====== DATA PROVIDED ======

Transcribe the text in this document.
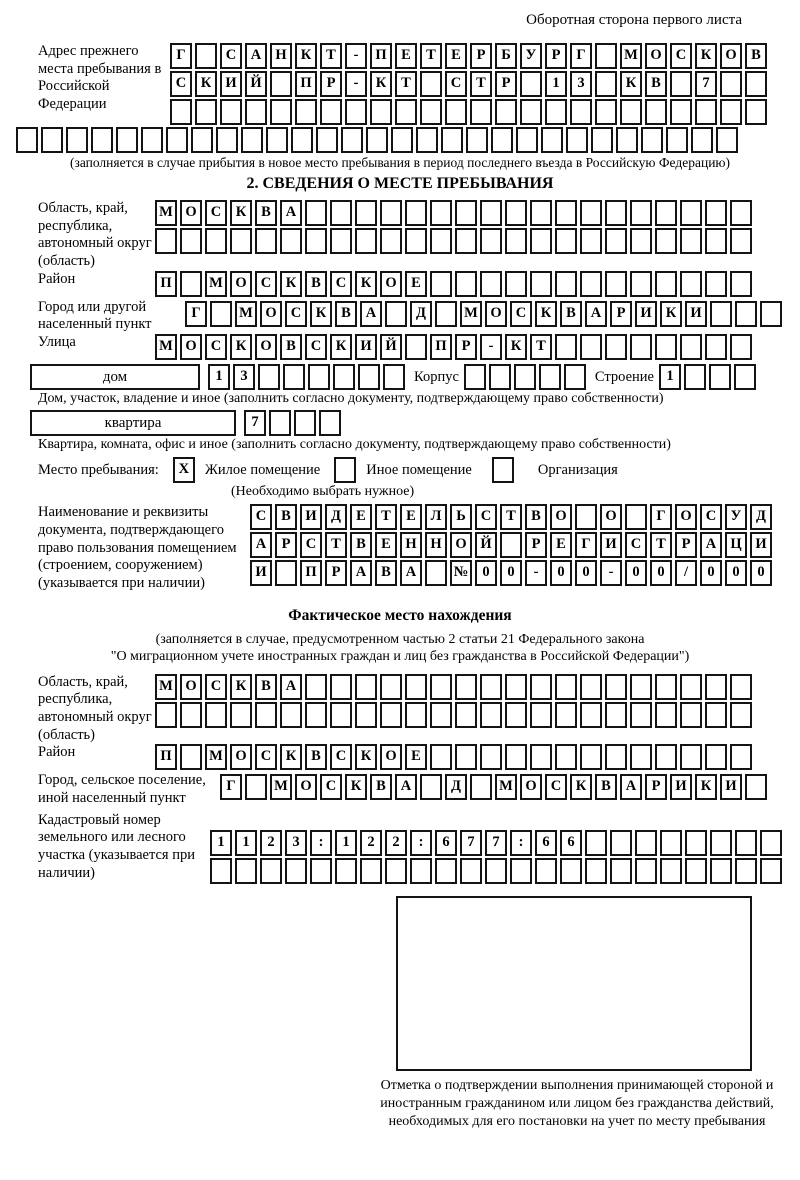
Оборотная сторона первого листа
Адрес прежнего места пребывания в Российской Федерации
Г	С	А Н К	Т	-	П	Е	Т	Е	Р	Б	У	Р	Г	М О С	К О	В
С	К И Й	П	Р	-	К	Т	С	Т	Р	1	3	К	В	7
(заполняется в случае прибытия в новое место пребывания в период последнего въезда в Российскую Федерацию)
2. СВЕДЕНИЯ О МЕСТЕ ПРЕБЫВАНИЯ
Область, край, республика, автономный округ (область)
М О С	К	В	А
Район	П	М О С	К	В	С	К О	Е
Город или другой населенный пункт
Г	М О С	К	В	А	Д	М О С	К	В	А	Р	И К И
Улица	М О С	К О	В	С	К И Й	П	Р	-	К	Т
дом	1	3	Корпус	Строение 1
Дом, участок, владение и иное (заполнить согласно документу, подтверждающему право собственности)
квартира	7
Квартира, комната, офис и иное (заполнить согласно документу, подтверждающему право собственности)
Место пребывания:	X	Жилое помещение	Иное помещение	Организация
(Необходимо выбрать нужное)
Наименование и реквизиты документа, подтверждающего право пользования помещением (строением, сооружением) (указывается при наличии)
С	В	И Д	Е	Т	Е	Л	Ь	С	Т	В	О	О	Г	О С У	Д
А	Р	С	Т	В	Е	Н Н О Й	Р	Е	Г	И С	Т	Р	А Ц И
И	П	Р	А	В	А	№ 0	0	-	0	0	-	0	0	/	0	0	0
Фактическое место нахождения
(заполняется в случае, предусмотренном частью 2 статьи 21 Федерального закона
"О миграционном учете иностранных граждан и лиц без гражданства в Российской Федерации")
Область, край, республика, автономный округ (область)
М О С	К	В	А
Район	П	М О С	К	В	С	К О	Е
Город, сельское поселение, иной населенный пункт
Г	М О С	К	В	А	Д	М О С	К	В	А	Р	И К И
Кадастровый номер земельного или лесного участка (указывается при наличии)
1	1	2	3	:	1	2	2	:	6	7	7	:	6	6
Отметка о подтверждении выполнения принимающей стороной и иностранным гражданином или лицом без гражданства действий, необходимых для его постановки на учет по месту пребывания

======

**PROBLEM TO SOLVE:** Print every entry above again without changing a word, and omit the pictures.

**RESULT OF THE TASK:**
Transcribe the text in this document.
Оборотная сторона первого листа
Адрес прежнего места пребывания в Российской Федерации
Г	С	А Н К	Т	-	П	Е	Т	Е	Р	Б	У	Р	Г	М О С	К О	В
С	К И Й	П	Р	-	К	Т	С	Т	Р	1	3	К	В	7
(заполняется в случае прибытия в новое место пребывания в период последнего въезда в Российскую Федерацию)
2. СВЕДЕНИЯ О МЕСТЕ ПРЕБЫВАНИЯ
Область, край, республика, автономный округ (область)
М О С	К	В	А
Район	П	М О С	К	В	С	К О	Е
Город или другой населенный пункт
Г	М О С	К	В	А	Д	М О С	К	В	А	Р	И К И
Улица	М О С	К О	В	С	К И Й	П	Р	-	К	Т
дом	1	3	Корпус	Строение 1
Дом, участок, владение и иное (заполнить согласно документу, подтверждающему право собственности)
квартира	7
Квартира, комната, офис и иное (заполнить согласно документу, подтверждающему право собственности)
Место пребывания:	X	Жилое помещение	Иное помещение	Организация
(Необходимо выбрать нужное)
Наименование и реквизиты документа, подтверждающего право пользования помещением (строением, сооружением) (указывается при наличии)
С	В	И Д	Е	Т	Е	Л	Ь	С	Т	В	О	О	Г	О С У	Д
А	Р	С	Т	В	Е	Н Н О Й	Р	Е	Г	И С	Т	Р	А Ц И
И	П	Р	А	В	А	№ 0	0	-	0	0	-	0	0	/	0	0	0
Фактическое место нахождения
(заполняется в случае, предусмотренном частью 2 статьи 21 Федерального закона
"О миграционном учете иностранных граждан и лиц без гражданства в Российской Федерации")
Область, край, республика, автономный округ (область)
М О С	К	В	А
Район	П	М О С	К	В	С	К О	Е
Город, сельское поселение, иной населенный пункт
Г	М О С	К	В	А	Д	М О С	К	В	А	Р	И К И
Кадастровый номер земельного или лесного участка (указывается при наличии)
1	1	2	3	:	1	2	2	:	6	7	7	:	6	6
Отметка о подтверждении выполнения принимающей стороной и иностранным гражданином или лицом без гражданства действий, необходимых для его постановки на учет по месту пребывания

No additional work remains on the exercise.